_GOAL OF THE EXERCISE:_ Look through the data below and work out how many lines contain the string "государственной". Give the number alone.

_EXERCISE DATA:_
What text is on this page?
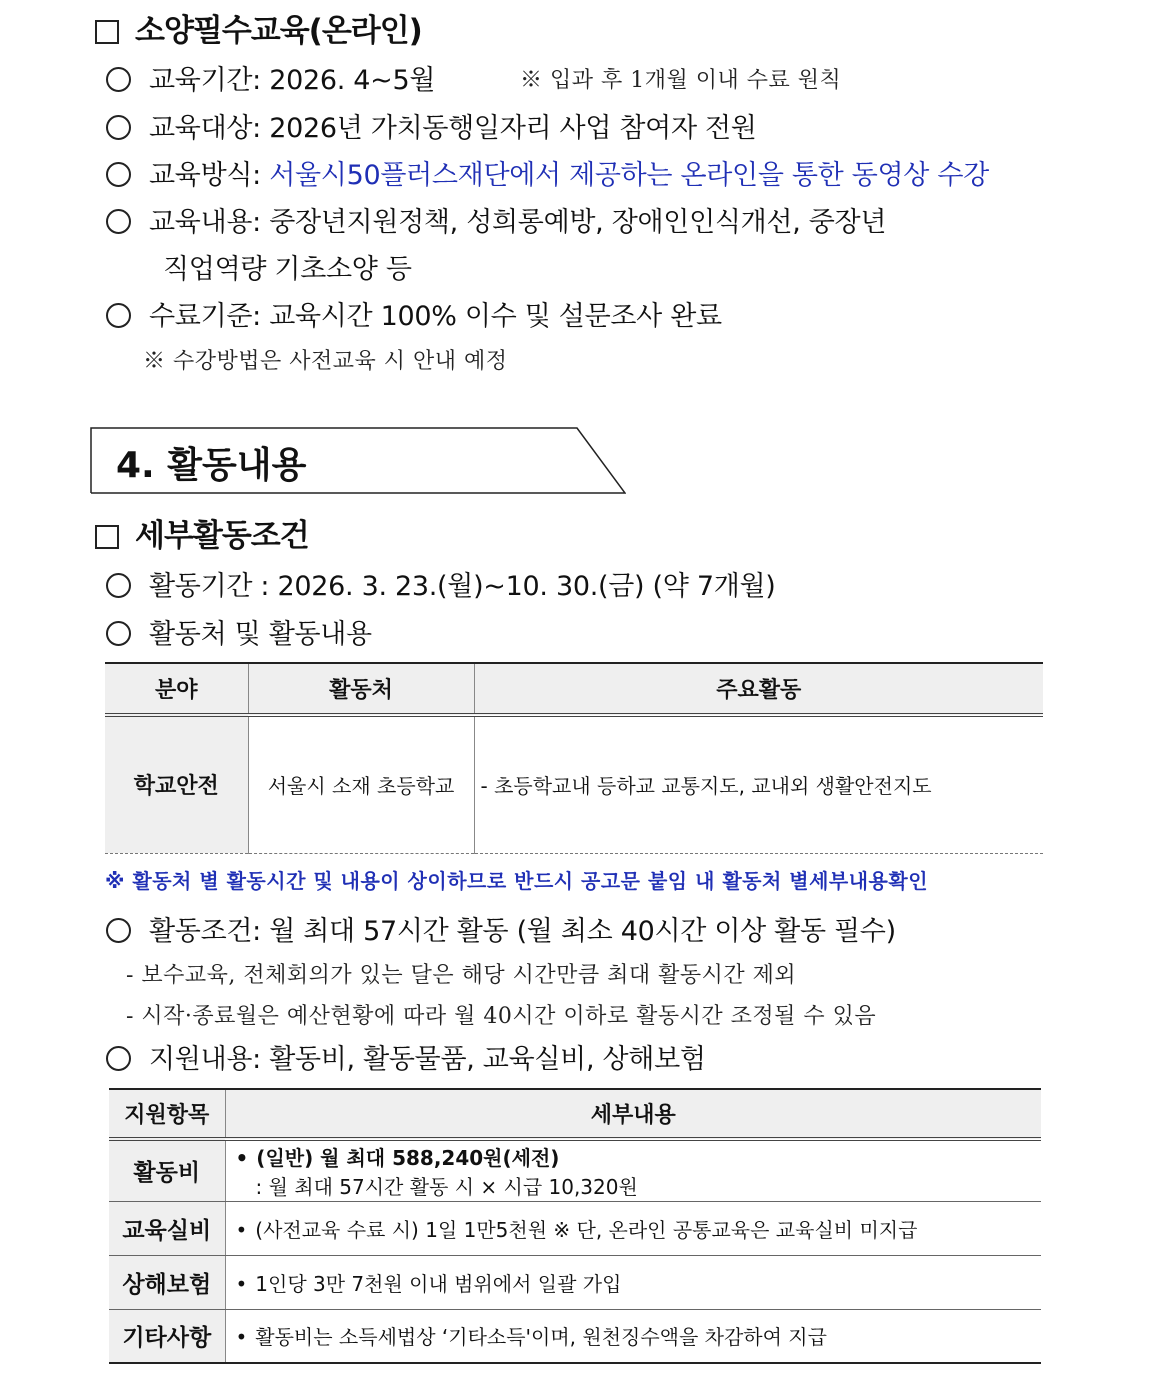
소양필수교육(온라인)
교육기간: 2026. 4~5월	※ 입과 후 1개월 이내 수료 원칙
교육대상: 2026년 가치동행일자리 사업 참여자 전원
교육방식: 서울시50플러스재단에서 제공하는 온라인을 통한 동영상 수강
교육내용: 중장년지원정책, 성희롱예방, 장애인인식개선, 중장년
직업역량 기초소양 등
수료기준: 교육시간 100% 이수 및 설문조사 완료
※ 수강방법은 사전교육 시 안내 예정
4. 활동내용
세부활동조건
활동기간 : 2026. 3. 23.(월)~10. 30.(금) (약 7개월)
활동처 및 활동내용
분야	활동처	주요활동
학교안전	서울시 소재 초등학교	- 초등학교내 등하교 교통지도, 교내외 생활안전지도
※ 활동처 별 활동시간 및 내용이 상이하므로 반드시 공고문 붙임 내 활동처 별세부내용확인
활동조건: 월 최대 57시간 활동 (월 최소 40시간 이상 활동 필수)
- 보수교육, 전체회의가 있는 달은 해당 시간만큼 최대 활동시간 제외
- 시작·종료월은 예산현황에 따라 월 40시간 이하로 활동시간 조정될 수 있음
지원내용: 활동비, 활동물품, 교육실비, 상해보험
지원항목	세부내용
활동비	• (일반) 월 최대 588,240원(세전)
: 월 최대 57시간 활동 시 × 시급 10,320원

교육실비	• (사전교육 수료 시) 1일 1만5천원 ※ 단, 온라인 공통교육은 교육실비 미지급
상해보험	• 1인당 3만 7천원 이내 범위에서 일괄 가입
기타사항	• 활동비는 소득세법상 ‘기타소득'이며, 원천징수액을 차감하여 지급
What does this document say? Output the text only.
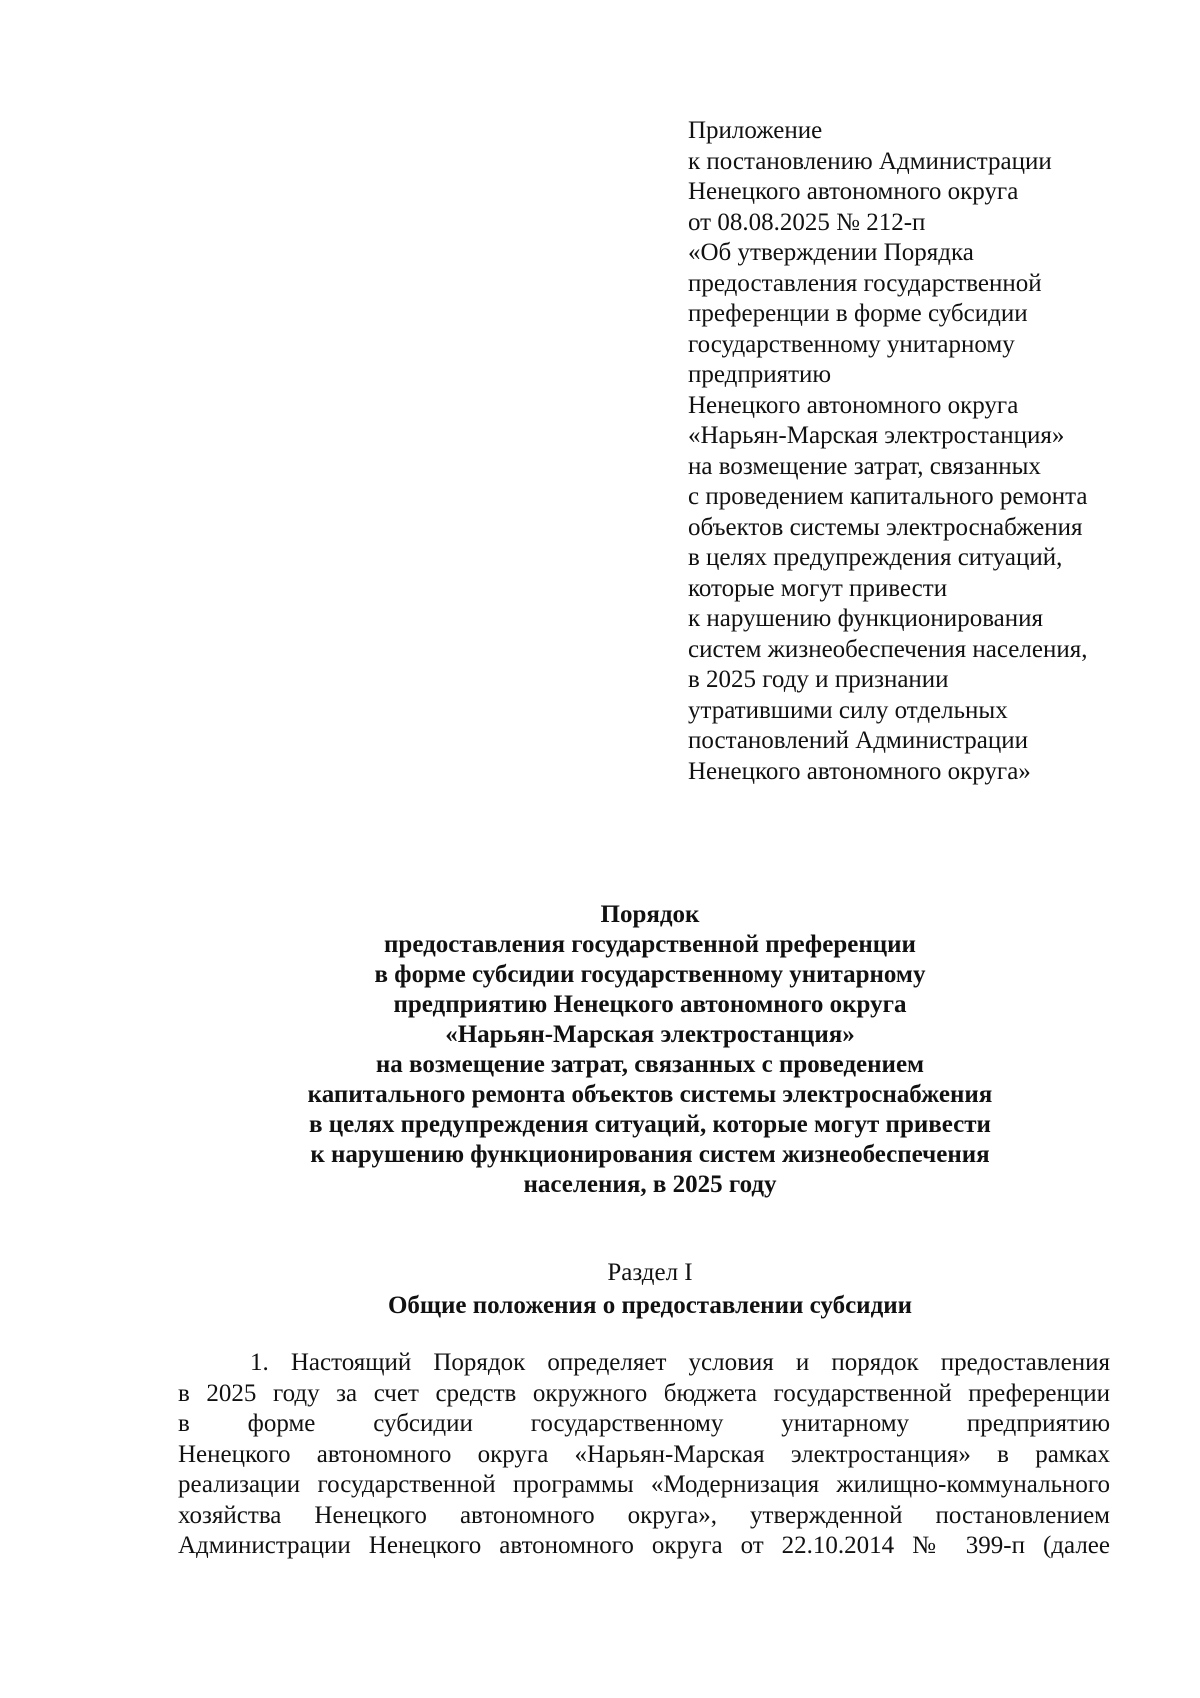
Приложение
к постановлению Администрации
Ненецкого автономного округа
от 08.08.2025 № 212-п
«Об утверждении Порядка
предоставления государственной
преференции в форме субсидии
государственному унитарному
предприятию
Ненецкого автономного округа
«Нарьян-Марская электростанция»
на возмещение затрат, связанных
с проведением капитального ремонта
объектов системы электроснабжения
в целях предупреждения ситуаций,
которые могут привести
к нарушению функционирования
систем жизнеобеспечения населения,
в 2025 году и признании
утратившими силу отдельных
постановлений Администрации
Ненецкого автономного округа»
Порядок
предоставления государственной преференции
в форме субсидии государственному унитарному
предприятию Ненецкого автономного округа
«Нарьян-Марская электростанция»
на возмещение затрат, связанных с проведением
капитального ремонта объектов системы электроснабжения
в целях предупреждения ситуаций, которые могут привести
к нарушению функционирования систем жизнеобеспечения
населения, в 2025 году
Раздел I
Общие положения о предоставлении субсидии
1. Настоящий Порядок определяет условия и порядок предоставления
в 2025 году за счет средств окружного бюджета государственной преференции
в форме субсидии государственному унитарному предприятию
Ненецкого автономного округа «Нарьян-Марская электростанция» в рамках
реализации государственной программы «Модернизация жилищно-коммунального
хозяйства Ненецкого автономного округа», утвержденной постановлением
Администрации Ненецкого автономного округа от 22.10.2014 № 399-п (далее
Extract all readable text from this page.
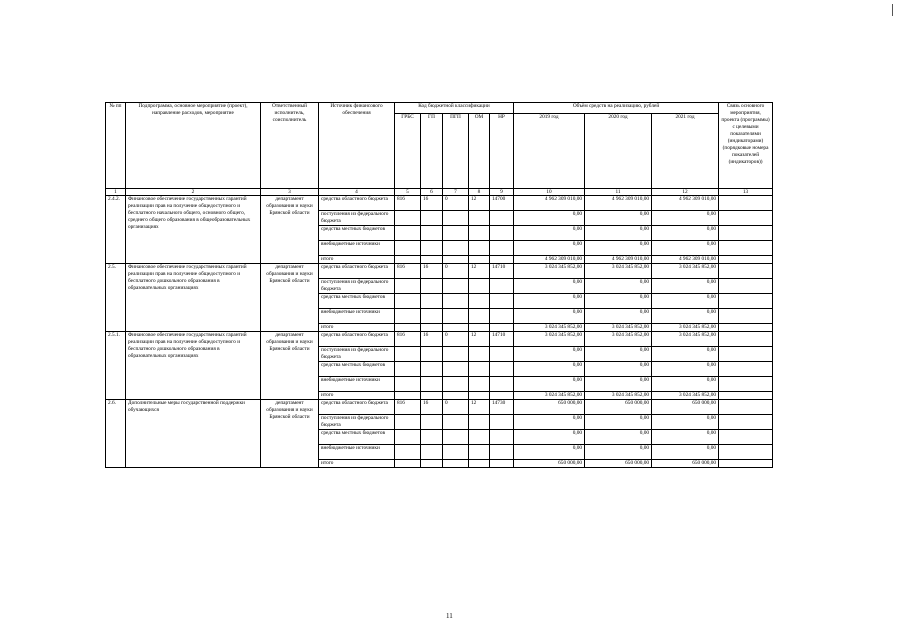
№ пп	Подпрограмма, основное мероприятие (проект), направление расходов, мероприятие	Ответственный исполнитель, соисполнитель	Источник финансового обеспечения	Код бюджетной классификации					Объём средств на реализацию, рублей			Связь основного мероприятия, проекта (программы) с целевыми показателями (индикаторами) (порядковые номера показателей (индикаторов))
				ГРБС	ГП	ПГП	ОМ	НР	2019 год	2020 год	2021 год	
1	2	3	4	5	6	7	8	9	10	11	12	13
2.4.2.	Финансовое обеспечение государственных гарантий реализации прав на получение общедоступного и бесплатного начального общего, основного общего, среднего общего образования в общеобразовательных организациях	департамент образования и науки Брянской области	средства областного бюджета	816	16	0	12	14700	4 962 309 010,00	4 962 309 010,00	4 962 309 010,00	
			поступления из федерального бюджета						0,00	0,00	0,00	
			средства местных бюджетов						0,00	0,00	0,00	
			внебюджетные источники						0,00	0,00	0,00	
			итого						4 962 309 010,00	4 962 309 010,00	4 962 309 010,00	
2.5.	Финансовое обеспечение государственных гарантий реализации прав на получение общедоступного и бесплатного дошкольного образования в образовательных организациях	департамент образования и науки Брянской области	средства областного бюджета	816	16	0	12	14710	3 024 345 852,00	3 024 345 852,00	3 024 345 852,00	
			поступления из федерального бюджета						0,00	0,00	0,00	
			средства местных бюджетов						0,00	0,00	0,00	
			внебюджетные источники						0,00	0,00	0,00	
			итого						3 024 345 852,00	3 024 345 852,00	3 024 345 852,00	
2.5.1.	Финансовое обеспечение государственных гарантий реализации прав на получение общедоступного и бесплатного дошкольного образования в образовательных организациях	департамент образования и науки Брянской области	средства областного бюджета	816	16	0	12	14710	3 024 345 852,00	3 024 345 852,00	3 024 345 852,00	
			поступления из федерального бюджета						0,00	0,00	0,00	
			средства местных бюджетов						0,00	0,00	0,00	
			внебюджетные источники						0,00	0,00	0,00	
			итого						3 024 345 852,00	3 024 345 852,00	3 024 345 852,00	
2.6.	Дополнительные меры государственной поддержки обучающихся	департамент образования и науки Брянской области	средства областного бюджета	816	16	0	12	14730	650 000,00	650 000,00	650 000,00	
			поступления из федерального бюджета						0,00	0,00	0,00	
			средства местных бюджетов						0,00	0,00	0,00	
			внебюджетные источники						0,00	0,00	0,00	
			итого						650 000,00	650 000,00	650 000,00	
11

_FINAL RESULT:_ 5